**EXERCICE ÉCRIT 1:**
Recopiez le passage de l'article sur le secret bancaire qui commence à « Ainsi, la demande » et se termine à « de Jérôme Cahuzac. ».

**TEXTE:**
※
La lutte contre le secret bancaire peine à passer à la vitesse supérieure

Lundi 8 avril 2013

Économie

La lutte contre le secret bancaire peine à passer à la vitesse supérieure

8 avril 2013 à 19:03

Par AFP

La lutte contre le secret bancaire au niveau mondial atteint aujourd’hui ses limites, comme le montre l’affaire Cahuzac en France, mais les efforts vers un combat plus systématique butent notamment sur une Union européenne encore frileuse.

« Le secret bancaire est intact », déplore Gabriel Zucman, spécialiste des paradis fiscaux à l’Ecole d’économie de Paris. « On a réalisé de vrais progrès, la lutte contre l’évasion fiscale a changé de nature en 2009 », proteste au contraire le responsable de ces questions à l’Organisation de coopération et de développement économiques (OCDE), Pascal Saint-Amans, tout en reconnaissant certaines « limites ».

En avril 2009, alors que l’opacité financière est accusée d’avoir favorisé la crise mondiale, le G20 des principaux pays riches et émergents érige en priorité la fin des paradis fiscaux. Sous la pression, la plupart des territoires « non coopératifs » signent des accords d’échange de renseignements et sont donc blanchis par l’OCDE, fer de lance institutionnel de ce combat.

Seulement, ces traités bilatéraux ne règlent pas tous les problèmes.

Ainsi, la demande administrative faite par la France à la Suisse en janvier, au nom d’une de ces conventions fiscales, n’a pas permis de détecter le compte caché de Jérôme Cahuzac.

Pourquoi ? Notamment parce que Paris a demandé, sur la foi d’informations de presse, si celui qui était encore ministre du Budget avait eu un compte chez UBS, alors que les fonds avaient été transférés dans une autre banque.

« Cela démontre que l’échange de renseignements, ça ne marche aujourd’hui que pour valider des informations qu’on a déjà », explique Mathilde Dupré, membre du Tax Justice Network qui réunit des associations en pointe contre l’évasion fiscale.

Pour Gabriel Zucman, « c’est un camouflet terrible pour l’OCDE et le G20 ». « Le risque de se faire prendre quand on a un compte non déclaré dans un paradis fiscal est toujours quasiment nul », insiste l’économiste.
※
**DONNÉES AFFICHÉES:**
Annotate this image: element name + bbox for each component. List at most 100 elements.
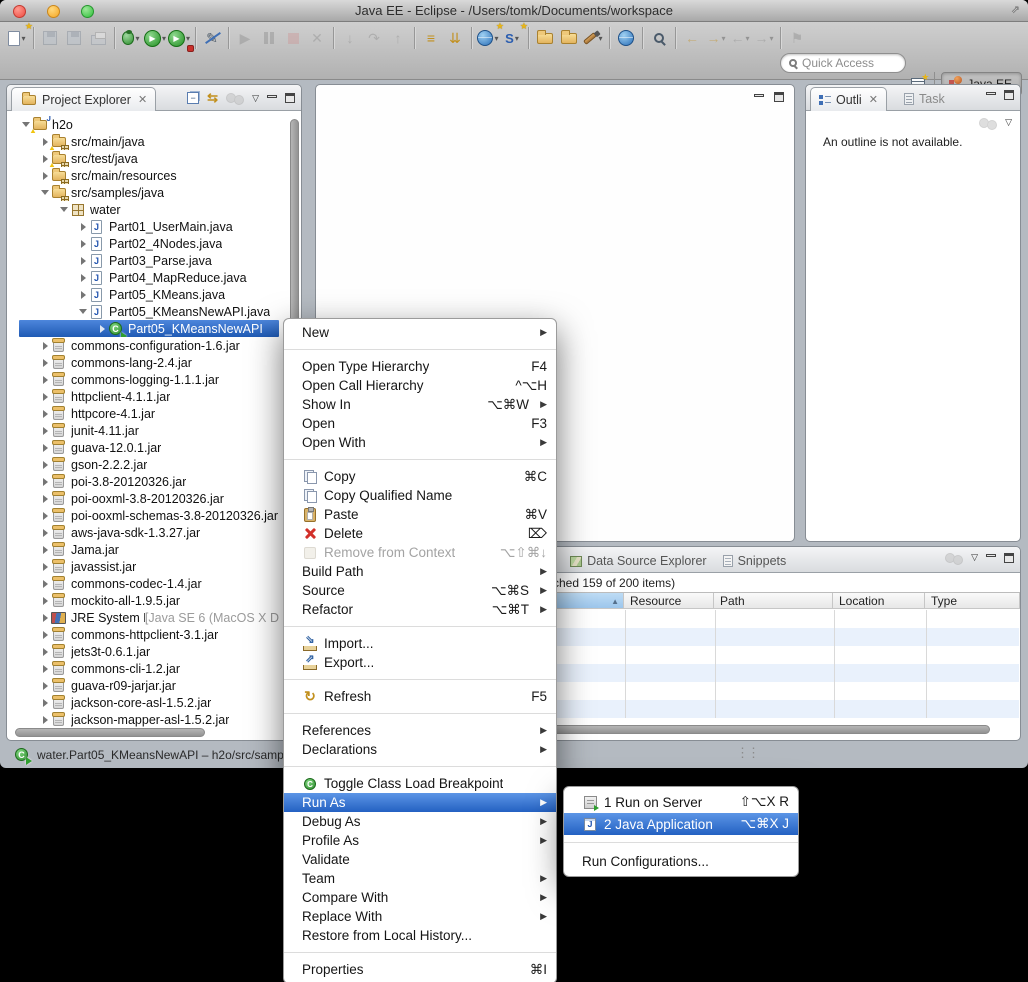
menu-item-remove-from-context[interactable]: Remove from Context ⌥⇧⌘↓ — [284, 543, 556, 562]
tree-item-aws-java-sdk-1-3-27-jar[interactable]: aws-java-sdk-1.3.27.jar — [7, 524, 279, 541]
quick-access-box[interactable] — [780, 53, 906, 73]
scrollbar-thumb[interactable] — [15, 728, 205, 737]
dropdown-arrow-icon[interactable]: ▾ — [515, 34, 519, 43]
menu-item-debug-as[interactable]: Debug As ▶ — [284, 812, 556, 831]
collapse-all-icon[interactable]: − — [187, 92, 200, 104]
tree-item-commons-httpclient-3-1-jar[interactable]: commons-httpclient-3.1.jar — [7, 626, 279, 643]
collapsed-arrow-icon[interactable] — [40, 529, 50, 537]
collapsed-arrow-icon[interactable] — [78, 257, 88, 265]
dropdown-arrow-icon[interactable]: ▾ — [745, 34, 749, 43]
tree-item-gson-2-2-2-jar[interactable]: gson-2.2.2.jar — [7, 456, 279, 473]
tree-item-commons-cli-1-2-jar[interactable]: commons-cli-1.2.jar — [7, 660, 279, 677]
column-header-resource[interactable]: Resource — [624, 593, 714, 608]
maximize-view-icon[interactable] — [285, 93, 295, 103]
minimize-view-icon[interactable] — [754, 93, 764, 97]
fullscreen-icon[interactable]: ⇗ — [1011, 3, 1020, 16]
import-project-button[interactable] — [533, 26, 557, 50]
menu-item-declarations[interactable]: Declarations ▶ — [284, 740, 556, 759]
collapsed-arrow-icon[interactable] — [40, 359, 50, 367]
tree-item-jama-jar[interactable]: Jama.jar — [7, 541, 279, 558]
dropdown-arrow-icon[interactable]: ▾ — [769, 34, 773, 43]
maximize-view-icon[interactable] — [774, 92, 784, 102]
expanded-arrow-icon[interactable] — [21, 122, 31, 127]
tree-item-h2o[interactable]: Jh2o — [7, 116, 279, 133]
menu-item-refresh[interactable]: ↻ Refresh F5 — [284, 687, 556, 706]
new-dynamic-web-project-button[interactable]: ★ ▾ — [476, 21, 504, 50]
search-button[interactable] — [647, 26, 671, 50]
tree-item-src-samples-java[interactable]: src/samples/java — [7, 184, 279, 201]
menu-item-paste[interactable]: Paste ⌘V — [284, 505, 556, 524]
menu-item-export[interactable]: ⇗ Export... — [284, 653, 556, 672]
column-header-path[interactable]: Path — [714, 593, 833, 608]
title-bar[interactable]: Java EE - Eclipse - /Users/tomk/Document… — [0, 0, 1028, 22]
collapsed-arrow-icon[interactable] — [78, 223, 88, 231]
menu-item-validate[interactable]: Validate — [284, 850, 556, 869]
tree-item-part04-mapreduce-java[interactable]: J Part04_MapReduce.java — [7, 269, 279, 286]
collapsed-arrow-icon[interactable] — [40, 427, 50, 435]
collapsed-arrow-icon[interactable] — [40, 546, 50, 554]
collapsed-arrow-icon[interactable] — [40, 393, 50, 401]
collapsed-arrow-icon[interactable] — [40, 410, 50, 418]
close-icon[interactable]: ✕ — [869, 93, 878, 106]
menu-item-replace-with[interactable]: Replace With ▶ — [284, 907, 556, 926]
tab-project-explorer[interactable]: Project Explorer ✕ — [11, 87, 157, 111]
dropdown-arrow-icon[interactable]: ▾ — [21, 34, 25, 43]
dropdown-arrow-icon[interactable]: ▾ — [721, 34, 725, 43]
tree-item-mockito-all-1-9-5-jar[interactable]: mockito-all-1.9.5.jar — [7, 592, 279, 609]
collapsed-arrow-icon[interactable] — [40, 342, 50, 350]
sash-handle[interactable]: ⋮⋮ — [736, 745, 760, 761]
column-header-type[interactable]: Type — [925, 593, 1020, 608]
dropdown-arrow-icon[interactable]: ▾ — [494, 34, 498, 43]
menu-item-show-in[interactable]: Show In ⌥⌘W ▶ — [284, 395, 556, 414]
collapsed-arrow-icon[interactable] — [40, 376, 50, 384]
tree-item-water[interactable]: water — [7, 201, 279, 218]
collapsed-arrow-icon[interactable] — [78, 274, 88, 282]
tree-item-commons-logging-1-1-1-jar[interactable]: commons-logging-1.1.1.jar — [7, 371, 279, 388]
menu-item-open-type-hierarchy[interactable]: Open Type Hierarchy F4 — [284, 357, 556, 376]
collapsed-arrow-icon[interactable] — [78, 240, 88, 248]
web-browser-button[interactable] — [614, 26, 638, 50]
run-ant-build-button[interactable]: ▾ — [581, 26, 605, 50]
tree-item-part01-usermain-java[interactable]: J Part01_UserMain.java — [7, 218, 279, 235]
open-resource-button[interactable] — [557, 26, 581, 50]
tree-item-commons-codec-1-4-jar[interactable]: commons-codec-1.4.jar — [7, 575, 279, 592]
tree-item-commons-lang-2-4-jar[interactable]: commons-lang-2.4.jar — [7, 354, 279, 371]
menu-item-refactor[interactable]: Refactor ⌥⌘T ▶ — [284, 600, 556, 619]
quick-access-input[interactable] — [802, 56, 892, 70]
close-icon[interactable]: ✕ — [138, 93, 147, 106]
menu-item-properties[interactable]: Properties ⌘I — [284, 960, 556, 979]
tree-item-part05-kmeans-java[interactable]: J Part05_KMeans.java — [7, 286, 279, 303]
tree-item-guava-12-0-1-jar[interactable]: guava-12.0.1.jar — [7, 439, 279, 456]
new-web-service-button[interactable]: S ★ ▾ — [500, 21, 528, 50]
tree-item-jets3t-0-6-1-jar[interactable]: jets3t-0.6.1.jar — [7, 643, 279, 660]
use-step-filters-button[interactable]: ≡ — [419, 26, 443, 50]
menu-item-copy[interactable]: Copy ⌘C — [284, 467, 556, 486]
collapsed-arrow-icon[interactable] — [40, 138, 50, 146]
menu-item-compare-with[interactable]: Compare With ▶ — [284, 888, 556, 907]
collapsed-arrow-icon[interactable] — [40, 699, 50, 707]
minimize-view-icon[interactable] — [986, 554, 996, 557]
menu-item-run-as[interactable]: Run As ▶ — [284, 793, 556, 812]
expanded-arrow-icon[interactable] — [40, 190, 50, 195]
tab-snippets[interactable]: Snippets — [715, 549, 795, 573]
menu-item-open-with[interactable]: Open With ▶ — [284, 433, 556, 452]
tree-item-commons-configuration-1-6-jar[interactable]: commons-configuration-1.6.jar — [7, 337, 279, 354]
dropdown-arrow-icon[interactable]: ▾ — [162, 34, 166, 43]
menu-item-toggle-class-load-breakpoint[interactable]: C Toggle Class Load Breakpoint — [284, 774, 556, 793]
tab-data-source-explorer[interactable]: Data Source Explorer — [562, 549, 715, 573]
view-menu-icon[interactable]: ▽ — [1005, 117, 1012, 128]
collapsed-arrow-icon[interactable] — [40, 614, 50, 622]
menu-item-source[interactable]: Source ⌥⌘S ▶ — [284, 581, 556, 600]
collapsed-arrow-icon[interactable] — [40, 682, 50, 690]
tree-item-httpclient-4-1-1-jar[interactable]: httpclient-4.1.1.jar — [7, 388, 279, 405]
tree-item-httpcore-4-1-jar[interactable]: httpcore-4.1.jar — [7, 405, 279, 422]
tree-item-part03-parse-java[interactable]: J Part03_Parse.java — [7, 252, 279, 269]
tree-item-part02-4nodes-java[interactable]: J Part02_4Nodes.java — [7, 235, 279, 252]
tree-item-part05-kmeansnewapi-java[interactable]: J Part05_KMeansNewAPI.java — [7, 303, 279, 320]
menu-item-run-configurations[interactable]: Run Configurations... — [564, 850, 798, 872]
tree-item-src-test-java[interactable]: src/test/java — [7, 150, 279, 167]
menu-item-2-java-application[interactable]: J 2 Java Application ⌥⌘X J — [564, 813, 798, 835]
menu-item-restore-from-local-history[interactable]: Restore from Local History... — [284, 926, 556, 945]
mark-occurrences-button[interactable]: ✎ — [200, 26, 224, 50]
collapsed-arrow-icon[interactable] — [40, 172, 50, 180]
※
**EXERCICE ÉCRIT 2:**
Reproduisez à l'identique les lignes de la liste, en partant de celle qui contient « menu-item-remove-from-context[interactable]: Remove from » et en terminant par celle qui contient « expanded-arrow-icon[interactable] — [21, 122, 31, 127] », ces deux lignes comprises.

**RÉPONSE FINALE 1:**
Ainsi, la demande administrative faite par la France à la Suisse en janvier, au nom d’une de ces conventions fiscales, n’a pas permis de détecter le compte caché de Jérôme Cahuzac.

**RÉPONSE FINALE 2:**
menu-item-remove-from-context[interactable]: Remove from Context ⌥⇧⌘↓ — [284, 543, 556, 562]
tree-item-aws-java-sdk-1-3-27-jar[interactable]: aws-java-sdk-1.3.27.jar — [7, 524, 279, 541]
quick-access-box[interactable] — [780, 53, 906, 73]
scrollbar-thumb[interactable] — [15, 728, 205, 737]
dropdown-arrow-icon[interactable]: ▾ — [515, 34, 519, 43]
menu-item-debug-as[interactable]: Debug As ▶ — [284, 812, 556, 831]
collapse-all-icon[interactable]: − — [187, 92, 200, 104]
tree-item-commons-httpclient-3-1-jar[interactable]: commons-httpclient-3.1.jar — [7, 626, 279, 643]
collapsed-arrow-icon[interactable] — [40, 529, 50, 537]
collapsed-arrow-icon[interactable] — [78, 257, 88, 265]
dropdown-arrow-icon[interactable]: ▾ — [745, 34, 749, 43]
tree-item-gson-2-2-2-jar[interactable]: gson-2.2.2.jar — [7, 456, 279, 473]
tree-item-commons-cli-1-2-jar[interactable]: commons-cli-1.2.jar — [7, 660, 279, 677]
column-header-resource[interactable]: Resource — [624, 593, 714, 608]
maximize-view-icon[interactable] — [285, 93, 295, 103]
minimize-view-icon[interactable] — [754, 93, 764, 97]
fullscreen-icon[interactable]: ⇗ — [1011, 3, 1020, 16]
import-project-button[interactable] — [533, 26, 557, 50]
menu-item-declarations[interactable]: Declarations ▶ — [284, 740, 556, 759]
collapsed-arrow-icon[interactable] — [40, 359, 50, 367]
tree-item-jama-jar[interactable]: Jama.jar — [7, 541, 279, 558]
dropdown-arrow-icon[interactable]: ▾ — [769, 34, 773, 43]
maximize-view-icon[interactable] — [774, 92, 784, 102]
expanded-arrow-icon[interactable] — [21, 122, 31, 127]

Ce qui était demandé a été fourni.